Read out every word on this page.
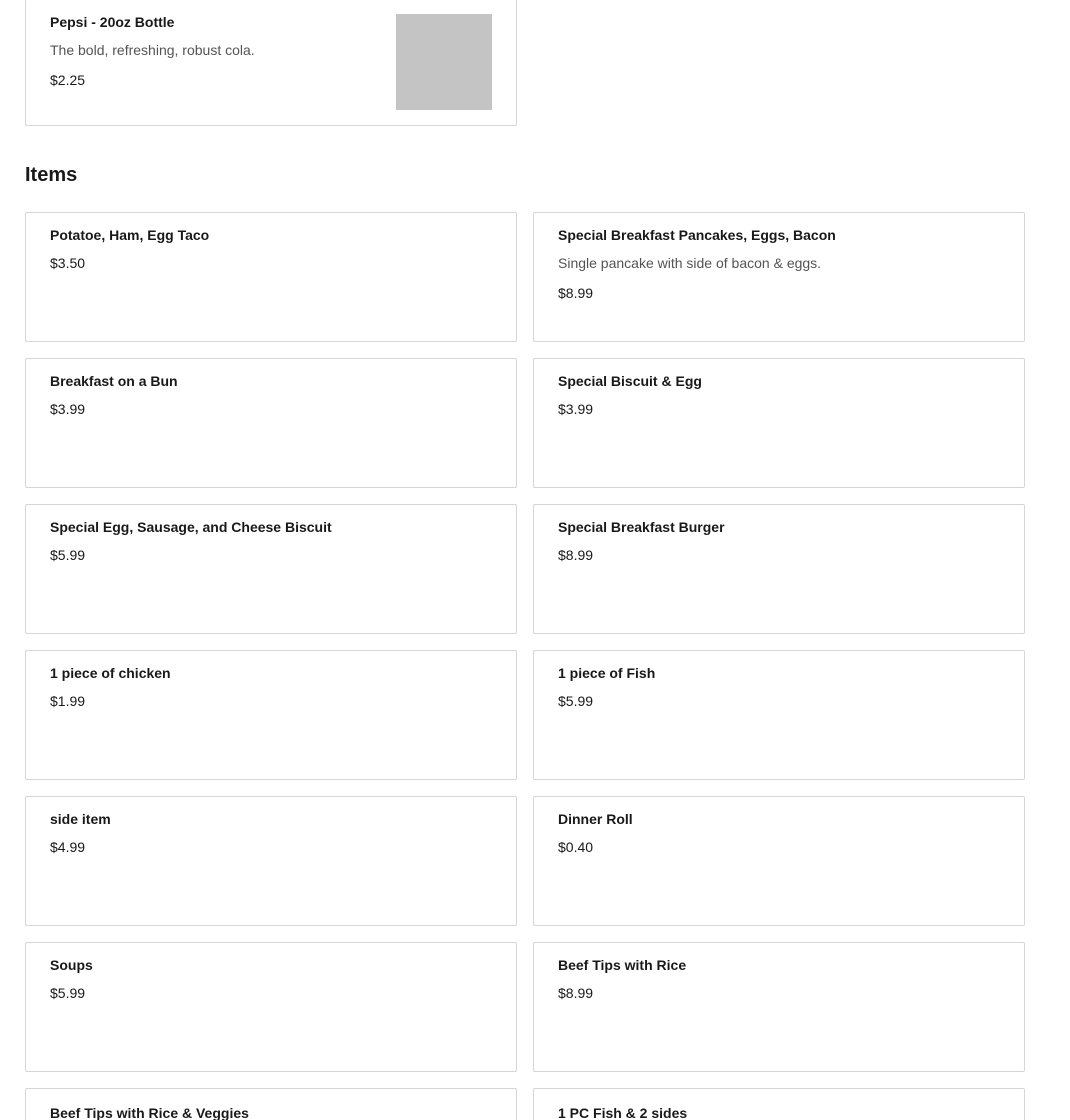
Pepsi - 20oz Bottle
The bold, refreshing, robust cola.
$2.25
Items
Potatoe, Ham, Egg Taco
$3.50
Special Breakfast Pancakes, Eggs, Bacon
Single pancake with side of bacon & eggs.
$8.99
Breakfast on a Bun
$3.99
Special Biscuit & Egg
$3.99
Special Egg, Sausage, and Cheese Biscuit
$5.99
Special Breakfast Burger
$8.99
1 piece of chicken
$1.99
1 piece of Fish
$5.99
side item
$4.99
Dinner Roll
$0.40
Soups
$5.99
Beef Tips with Rice
$8.99
Beef Tips with Rice & Veggies	1 PC Fish & 2 sides
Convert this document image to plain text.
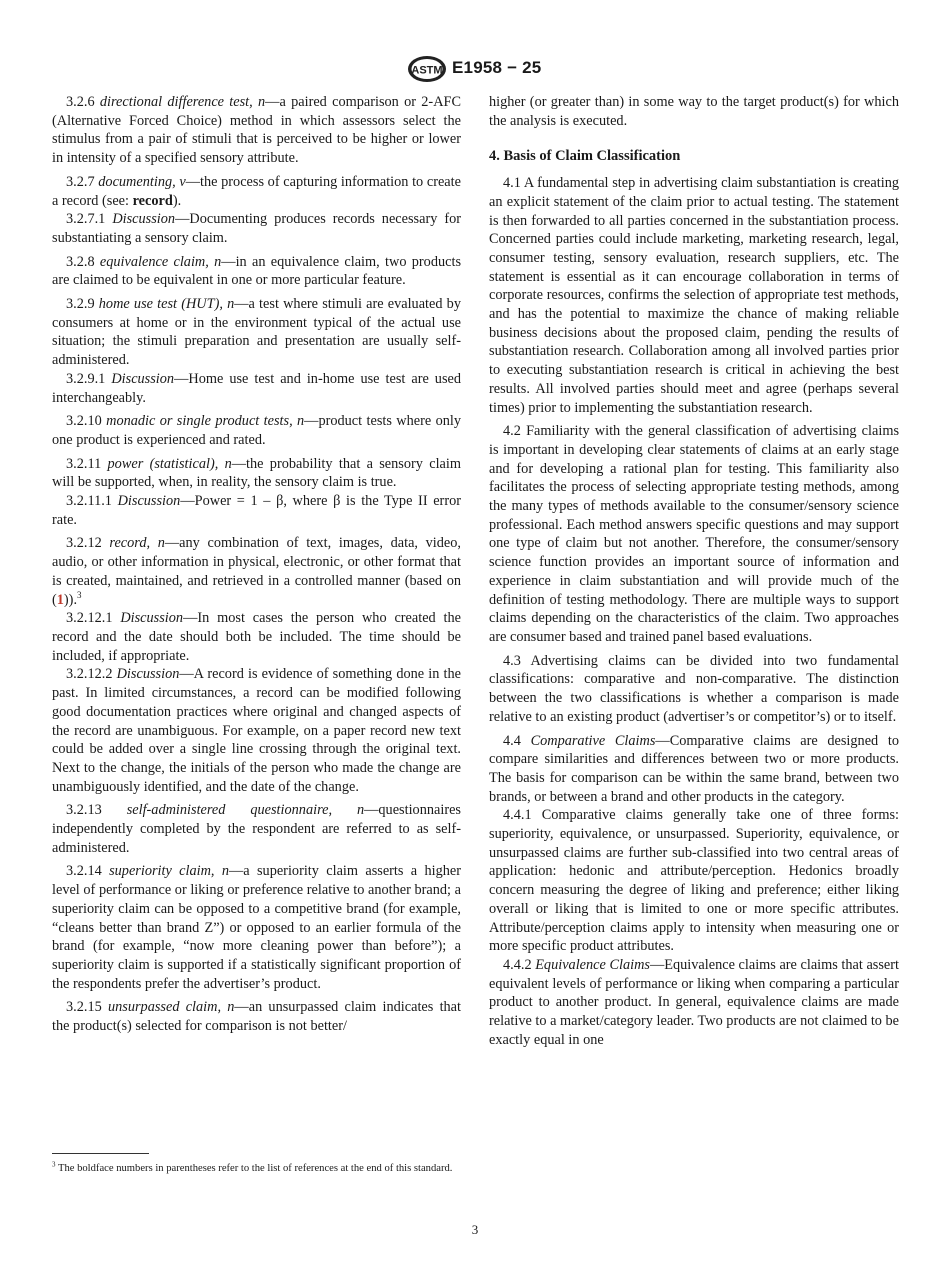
ASTM E1958 − 25

3.2.6 directional difference test, n—a paired comparison or 2-AFC (Alternative Forced Choice) method in which assessors select the stimulus from a pair of stimuli that is perceived to be higher or lower in intensity of a specified sensory attribute.

3.2.7 documenting, v—the process of capturing information to create a record (see: record).

3.2.7.1 Discussion—Documenting produces records necessary for substantiating a sensory claim.

3.2.8 equivalence claim, n—in an equivalence claim, two products are claimed to be equivalent in one or more particular feature.

3.2.9 home use test (HUT), n—a test where stimuli are evaluated by consumers at home or in the environment typical of the actual use situation; the stimuli preparation and presentation are usually self-administered.

3.2.9.1 Discussion—Home use test and in-home use test are used interchangeably.

3.2.10 monadic or single product tests, n—product tests where only one product is experienced and rated.

3.2.11 power (statistical), n—the probability that a sensory claim will be supported, when, in reality, the sensory claim is true.

3.2.11.1 Discussion—Power = 1 – β, where β is the Type II error rate.

3.2.12 record, n—any combination of text, images, data, video, audio, or other information in physical, electronic, or other format that is created, maintained, and retrieved in a controlled manner (based on (1)).$^3$

3.2.12.1 Discussion—In most cases the person who created the record and the date should both be included. The time should be included, if appropriate.

3.2.12.2 Discussion—A record is evidence of something done in the past. In limited circumstances, a record can be modified following good documentation practices where original and changed aspects of the record are unambiguous. For example, on a paper record new text could be added over a single line crossing through the original text. Next to the change, the initials of the person who made the change are unambiguously identified, and the date of the change.

3.2.13 self-administered questionnaire, n—questionnaires independently completed by the respondent are referred to as self-administered.

3.2.14 superiority claim, n—a superiority claim asserts a higher level of performance or liking or preference relative to another brand; a superiority claim can be opposed to a competitive brand (for example, “cleans better than brand Z”) or opposed to an earlier formula of the brand (for example, “now more cleaning power than before”); a superiority claim is supported if a statistically significant proportion of the respondents prefer the advertiser’s product.

3.2.15 unsurpassed claim, n—an unsurpassed claim indicates that the product(s) selected for comparison is not better/

higher (or greater than) in some way to the target product(s) for which the analysis is executed.

4. Basis of Claim Classification

4.1 A fundamental step in advertising claim substantiation is creating an explicit statement of the claim prior to actual testing. The statement is then forwarded to all parties concerned in the substantiation process. Concerned parties could include marketing, marketing research, legal, consumer testing, sensory evaluation, research suppliers, etc. The statement is essential as it can encourage collaboration in terms of corporate resources, confirms the selection of appropriate test methods, and has the potential to maximize the chance of making reliable business decisions about the proposed claim, pending the results of substantiation research. Collaboration among all involved parties prior to executing substantiation research is critical in achieving the best results. All involved parties should meet and agree (perhaps several times) prior to implementing the substantiation research.

4.2 Familiarity with the general classification of advertising claims is important in developing clear statements of claims at an early stage and for developing a rational plan for testing. This familiarity also facilitates the process of selecting appropriate testing methods, among the many types of methods available to the consumer/sensory science professional. Each method answers specific questions and may support one type of claim but not another. Therefore, the consumer/sensory science function provides an important source of information and experience in claim substantiation and will provide much of the definition of testing methodology. There are multiple ways to support claims depending on the characteristics of the claim. Two approaches are consumer based and trained panel based evaluations.

4.3 Advertising claims can be divided into two fundamental classifications: comparative and non-comparative. The distinction between the two classifications is whether a comparison is made relative to an existing product (advertiser’s or competitor’s) or to itself.

4.4 Comparative Claims—Comparative claims are designed to compare similarities and differences between two or more products. The basis for comparison can be within the same brand, between two brands, or between a brand and other products in the category.

4.4.1 Comparative claims generally take one of three forms: superiority, equivalence, or unsurpassed. Superiority, equivalence, or unsurpassed claims are further sub-classified into two central areas of application: hedonic and attribute/perception. Hedonics broadly concern measuring the degree of liking and preference; either liking overall or liking that is limited to one or more specific attributes. Attribute/perception claims apply to intensity when measuring one or more specific product attributes.

4.4.2 Equivalence Claims—Equivalence claims are claims that assert equivalent levels of performance or liking when comparing a particular product to another product. In general, equivalence claims are made relative to a market/category leader. Two products are not claimed to be exactly equal in one

$^3$ The boldface numbers in parentheses refer to the list of references at the end of this standard.
3
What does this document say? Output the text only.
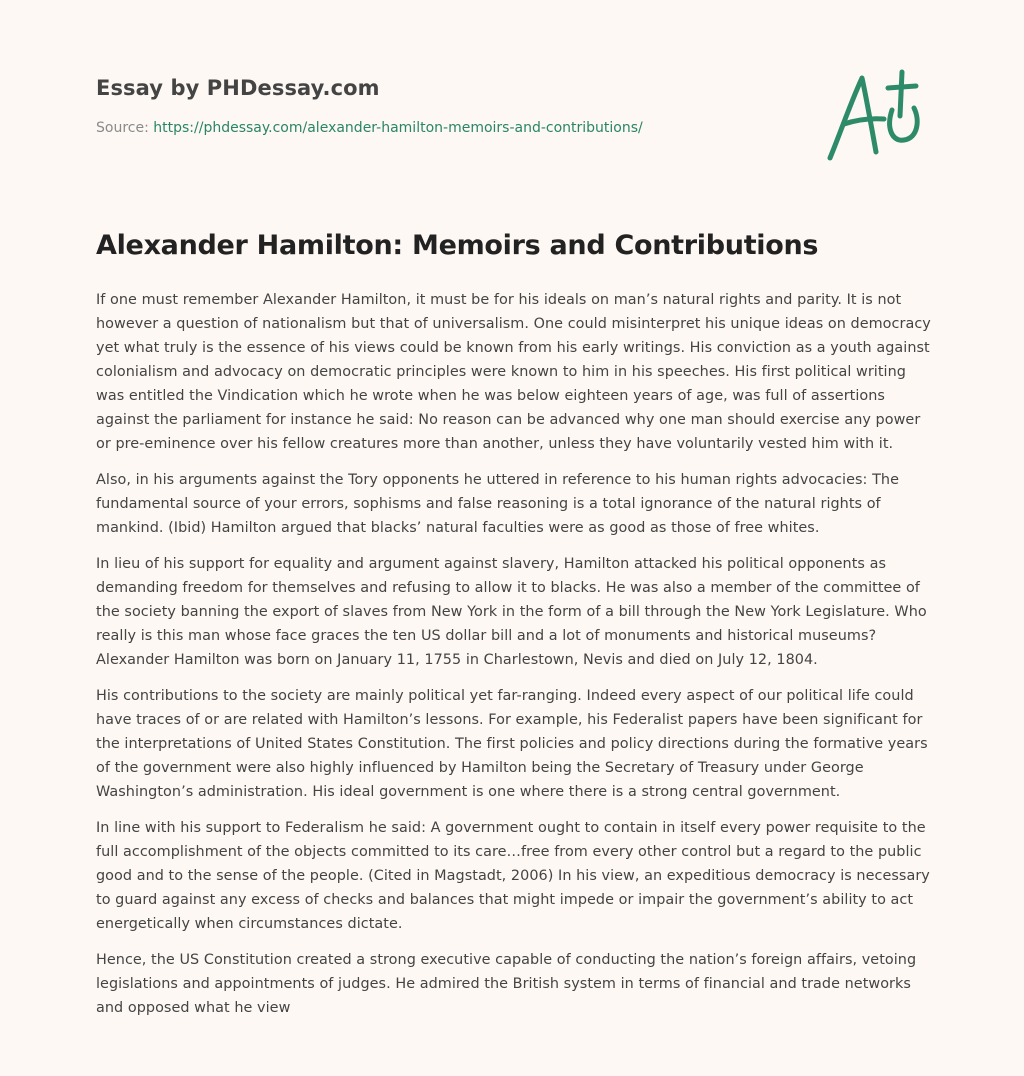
Essay by PHDessay.com
Source: https://phdessay.com/alexander-hamilton-memoirs-and-contributions/
Alexander Hamilton: Memoirs and Contributions

If one must remember Alexander Hamilton, it must be for his ideals on man’s natural rights and parity. It is not however a question of nationalism but that of universalism. One could misinterpret his unique ideas on democracy yet what truly is the essence of his views could be known from his early writings. His conviction as a youth against colonialism and advocacy on democratic principles were known to him in his speeches. His first political writing was entitled the Vindication which he wrote when he was below eighteen years of age, was full of assertions against the parliament for instance he said: No reason can be advanced why one man should exercise any power or pre-eminence over his fellow creatures more than another, unless they have voluntarily vested him with it.

Also, in his arguments against the Tory opponents he uttered in reference to his human rights advocacies: The fundamental source of your errors, sophisms and false reasoning is a total ignorance of the natural rights of mankind. (Ibid) Hamilton argued that blacks’ natural faculties were as good as those of free whites.

In lieu of his support for equality and argument against slavery, Hamilton attacked his political opponents as demanding freedom for themselves and refusing to allow it to blacks. He was also a member of the committee of the society banning the export of slaves from New York in the form of a bill through the New York Legislature. Who really is this man whose face graces the ten US dollar bill and a lot of monuments and historical museums? Alexander Hamilton was born on January 11, 1755 in Charlestown, Nevis and died on July 12, 1804.

His contributions to the society are mainly political yet far-ranging. Indeed every aspect of our political life could have traces of or are related with Hamilton’s lessons. For example, his Federalist papers have been significant for the interpretations of United States Constitution. The first policies and policy directions during the formative years of the government were also highly influenced by Hamilton being the Secretary of Treasury under George Washington’s administration. His ideal government is one where there is a strong central government.

In line with his support to Federalism he said: A government ought to contain in itself every power requisite to the full accomplishment of the objects committed to its care…free from every other control but a regard to the public good and to the sense of the people. (Cited in Magstadt, 2006) In his view, an expeditious democracy is necessary to guard against any excess of checks and balances that might impede or impair the government’s ability to act energetically when circumstances dictate.

Hence, the US Constitution created a strong executive capable of conducting the nation’s foreign affairs, vetoing legislations and appointments of judges. He admired the British system in terms of financial and trade networks and opposed what he view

^^^^^^^^^^^^^^^^

Reproduce all of the material exactly, apart from the pictures.

Read out every word on this page.
Pepsi - 20oz Bottle
The bold, refreshing, robust cola.
$2.25
Items
Potatoe, Ham, Egg Taco
$3.50
Special Breakfast Pancakes, Eggs, Bacon
Single pancake with side of bacon & eggs.
$8.99
Breakfast on a Bun
$3.99
Special Biscuit & Egg
$3.99
Special Egg, Sausage, and Cheese Biscuit
$5.99
Special Breakfast Burger
$8.99
1 piece of chicken
$1.99
1 piece of Fish
$5.99
side item
$4.99
Dinner Roll
$0.40
Soups
$5.99
Beef Tips with Rice
$8.99
Beef Tips with Rice & Veggies	1 PC Fish & 2 sides
Convert this document image to plain text.
ASTM E1958 − 25

3.2.6 directional difference test, n—a paired comparison or 2-AFC (Alternative Forced Choice) method in which assessors select the stimulus from a pair of stimuli that is perceived to be higher or lower in intensity of a specified sensory attribute.

3.2.7 documenting, v—the process of capturing information to create a record (see: record).

3.2.7.1 Discussion—Documenting produces records necessary for substantiating a sensory claim.

3.2.8 equivalence claim, n—in an equivalence claim, two products are claimed to be equivalent in one or more particular feature.

3.2.9 home use test (HUT), n—a test where stimuli are evaluated by consumers at home or in the environment typical of the actual use situation; the stimuli preparation and presentation are usually self-administered.

3.2.9.1 Discussion—Home use test and in-home use test are used interchangeably.

3.2.10 monadic or single product tests, n—product tests where only one product is experienced and rated.

3.2.11 power (statistical), n—the probability that a sensory claim will be supported, when, in reality, the sensory claim is true.

3.2.11.1 Discussion—Power = 1 – β, where β is the Type II error rate.

3.2.12 record, n—any combination of text, images, data, video, audio, or other information in physical, electronic, or other format that is created, maintained, and retrieved in a controlled manner (based on (1)).$^3$

3.2.12.1 Discussion—In most cases the person who created the record and the date should both be included. The time should be included, if appropriate.

3.2.12.2 Discussion—A record is evidence of something done in the past. In limited circumstances, a record can be modified following good documentation practices where original and changed aspects of the record are unambiguous. For example, on a paper record new text could be added over a single line crossing through the original text. Next to the change, the initials of the person who made the change are unambiguously identified, and the date of the change.

3.2.13 self-administered questionnaire, n—questionnaires independently completed by the respondent are referred to as self-administered.

3.2.14 superiority claim, n—a superiority claim asserts a higher level of performance or liking or preference relative to another brand; a superiority claim can be opposed to a competitive brand (for example, “cleans better than brand Z”) or opposed to an earlier formula of the brand (for example, “now more cleaning power than before”); a superiority claim is supported if a statistically significant proportion of the respondents prefer the advertiser’s product.

3.2.15 unsurpassed claim, n—an unsurpassed claim indicates that the product(s) selected for comparison is not better/

higher (or greater than) in some way to the target product(s) for which the analysis is executed.

4. Basis of Claim Classification

4.1 A fundamental step in advertising claim substantiation is creating an explicit statement of the claim prior to actual testing. The statement is then forwarded to all parties concerned in the substantiation process. Concerned parties could include marketing, marketing research, legal, consumer testing, sensory evaluation, research suppliers, etc. The statement is essential as it can encourage collaboration in terms of corporate resources, confirms the selection of appropriate test methods, and has the potential to maximize the chance of making reliable business decisions about the proposed claim, pending the results of substantiation research. Collaboration among all involved parties prior to executing substantiation research is critical in achieving the best results. All involved parties should meet and agree (perhaps several times) prior to implementing the substantiation research.

4.2 Familiarity with the general classification of advertising claims is important in developing clear statements of claims at an early stage and for developing a rational plan for testing. This familiarity also facilitates the process of selecting appropriate testing methods, among the many types of methods available to the consumer/sensory science professional. Each method answers specific questions and may support one type of claim but not another. Therefore, the consumer/sensory science function provides an important source of information and experience in claim substantiation and will provide much of the definition of testing methodology. There are multiple ways to support claims depending on the characteristics of the claim. Two approaches are consumer based and trained panel based evaluations.

4.3 Advertising claims can be divided into two fundamental classifications: comparative and non-comparative. The distinction between the two classifications is whether a comparison is made relative to an existing product (advertiser’s or competitor’s) or to itself.

4.4 Comparative Claims—Comparative claims are designed to compare similarities and differences between two or more products. The basis for comparison can be within the same brand, between two brands, or between a brand and other products in the category.

4.4.1 Comparative claims generally take one of three forms: superiority, equivalence, or unsurpassed. Superiority, equivalence, or unsurpassed claims are further sub-classified into two central areas of application: hedonic and attribute/perception. Hedonics broadly concern measuring the degree of liking and preference; either liking overall or liking that is limited to one or more specific attributes. Attribute/perception claims apply to intensity when measuring one or more specific product attributes.

4.4.2 Equivalence Claims—Equivalence claims are claims that assert equivalent levels of performance or liking when comparing a particular product to another product. In general, equivalence claims are made relative to a market/category leader. Two products are not claimed to be exactly equal in one

$^3$ The boldface numbers in parentheses refer to the list of references at the end of this standard.
3
What does this document say? Output the text only.
Essay by PHDessay.com
Source: https://phdessay.com/alexander-hamilton-memoirs-and-contributions/
Alexander Hamilton: Memoirs and Contributions

If one must remember Alexander Hamilton, it must be for his ideals on man’s natural rights and parity. It is not however a question of nationalism but that of universalism. One could misinterpret his unique ideas on democracy yet what truly is the essence of his views could be known from his early writings. His conviction as a youth against colonialism and advocacy on democratic principles were known to him in his speeches. His first political writing was entitled the Vindication which he wrote when he was below eighteen years of age, was full of assertions against the parliament for instance he said: No reason can be advanced why one man should exercise any power or pre-eminence over his fellow creatures more than another, unless they have voluntarily vested him with it.

Also, in his arguments against the Tory opponents he uttered in reference to his human rights advocacies: The fundamental source of your errors, sophisms and false reasoning is a total ignorance of the natural rights of mankind. (Ibid) Hamilton argued that blacks’ natural faculties were as good as those of free whites.

In lieu of his support for equality and argument against slavery, Hamilton attacked his political opponents as demanding freedom for themselves and refusing to allow it to blacks. He was also a member of the committee of the society banning the export of slaves from New York in the form of a bill through the New York Legislature. Who really is this man whose face graces the ten US dollar bill and a lot of monuments and historical museums? Alexander Hamilton was born on January 11, 1755 in Charlestown, Nevis and died on July 12, 1804.

His contributions to the society are mainly political yet far-ranging. Indeed every aspect of our political life could have traces of or are related with Hamilton’s lessons. For example, his Federalist papers have been significant for the interpretations of United States Constitution. The first policies and policy directions during the formative years of the government were also highly influenced by Hamilton being the Secretary of Treasury under George Washington’s administration. His ideal government is one where there is a strong central government.

In line with his support to Federalism he said: A government ought to contain in itself every power requisite to the full accomplishment of the objects committed to its care…free from every other control but a regard to the public good and to the sense of the people. (Cited in Magstadt, 2006) In his view, an expeditious democracy is necessary to guard against any excess of checks and balances that might impede or impair the government’s ability to act energetically when circumstances dictate.

Hence, the US Constitution created a strong executive capable of conducting the nation’s foreign affairs, vetoing legislations and appointments of judges. He admired the British system in terms of financial and trade networks and opposed what he view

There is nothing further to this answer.